* Begin Data to process *

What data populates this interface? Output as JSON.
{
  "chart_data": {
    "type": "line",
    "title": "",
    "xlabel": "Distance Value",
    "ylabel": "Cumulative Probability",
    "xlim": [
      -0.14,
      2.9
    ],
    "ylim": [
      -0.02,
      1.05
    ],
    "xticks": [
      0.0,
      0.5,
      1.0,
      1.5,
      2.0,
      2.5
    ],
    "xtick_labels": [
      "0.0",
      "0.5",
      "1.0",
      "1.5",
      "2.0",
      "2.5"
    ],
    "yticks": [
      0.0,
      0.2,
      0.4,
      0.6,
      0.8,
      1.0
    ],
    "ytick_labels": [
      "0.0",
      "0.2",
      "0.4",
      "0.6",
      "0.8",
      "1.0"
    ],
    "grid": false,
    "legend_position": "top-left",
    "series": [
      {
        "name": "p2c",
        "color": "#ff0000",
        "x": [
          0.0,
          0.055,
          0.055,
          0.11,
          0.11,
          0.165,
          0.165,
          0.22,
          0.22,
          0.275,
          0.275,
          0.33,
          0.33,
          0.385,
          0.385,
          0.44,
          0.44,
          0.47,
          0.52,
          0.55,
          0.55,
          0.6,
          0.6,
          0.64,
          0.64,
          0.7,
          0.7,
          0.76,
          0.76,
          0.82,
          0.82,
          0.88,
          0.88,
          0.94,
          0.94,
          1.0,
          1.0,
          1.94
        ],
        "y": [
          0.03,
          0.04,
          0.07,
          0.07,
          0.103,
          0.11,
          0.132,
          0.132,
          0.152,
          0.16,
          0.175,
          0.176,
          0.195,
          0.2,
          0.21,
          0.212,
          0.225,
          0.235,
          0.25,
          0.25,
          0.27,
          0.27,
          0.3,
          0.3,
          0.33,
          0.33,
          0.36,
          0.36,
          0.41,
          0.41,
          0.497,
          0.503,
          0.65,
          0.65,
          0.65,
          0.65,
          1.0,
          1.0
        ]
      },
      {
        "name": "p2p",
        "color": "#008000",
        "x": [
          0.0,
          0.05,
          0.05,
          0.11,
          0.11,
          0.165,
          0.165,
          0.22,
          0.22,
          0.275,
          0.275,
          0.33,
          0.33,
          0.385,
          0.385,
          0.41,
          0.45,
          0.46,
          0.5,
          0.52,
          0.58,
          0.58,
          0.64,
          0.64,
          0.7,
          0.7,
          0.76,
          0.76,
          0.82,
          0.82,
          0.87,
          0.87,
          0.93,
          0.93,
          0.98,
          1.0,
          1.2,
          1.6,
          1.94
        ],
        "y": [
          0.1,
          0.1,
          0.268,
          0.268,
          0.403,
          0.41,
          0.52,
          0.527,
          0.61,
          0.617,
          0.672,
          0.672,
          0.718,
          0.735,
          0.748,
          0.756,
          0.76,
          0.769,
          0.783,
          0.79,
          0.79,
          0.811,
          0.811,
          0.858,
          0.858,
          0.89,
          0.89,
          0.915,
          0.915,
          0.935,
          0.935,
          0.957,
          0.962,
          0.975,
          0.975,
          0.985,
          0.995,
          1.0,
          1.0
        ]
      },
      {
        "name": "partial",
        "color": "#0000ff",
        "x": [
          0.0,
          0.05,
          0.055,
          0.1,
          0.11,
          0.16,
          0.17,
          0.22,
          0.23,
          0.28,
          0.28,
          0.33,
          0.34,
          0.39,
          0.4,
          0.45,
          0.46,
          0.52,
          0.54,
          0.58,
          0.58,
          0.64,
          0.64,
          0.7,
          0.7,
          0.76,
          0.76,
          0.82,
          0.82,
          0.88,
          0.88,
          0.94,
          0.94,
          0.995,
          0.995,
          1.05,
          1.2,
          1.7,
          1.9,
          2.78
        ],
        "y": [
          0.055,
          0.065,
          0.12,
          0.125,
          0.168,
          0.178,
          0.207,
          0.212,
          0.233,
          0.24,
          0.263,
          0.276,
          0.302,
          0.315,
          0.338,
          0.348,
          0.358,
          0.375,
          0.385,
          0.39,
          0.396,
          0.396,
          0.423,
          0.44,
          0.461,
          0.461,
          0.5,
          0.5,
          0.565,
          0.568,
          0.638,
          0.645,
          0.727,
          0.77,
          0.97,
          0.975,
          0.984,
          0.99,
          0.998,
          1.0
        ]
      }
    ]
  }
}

* End Data to process *

→ What is required: Copy out every line with the word "color".

→ Exercise answer:
        "color": "#ff0000",
        "color": "#008000",
        "color": "#0000ff",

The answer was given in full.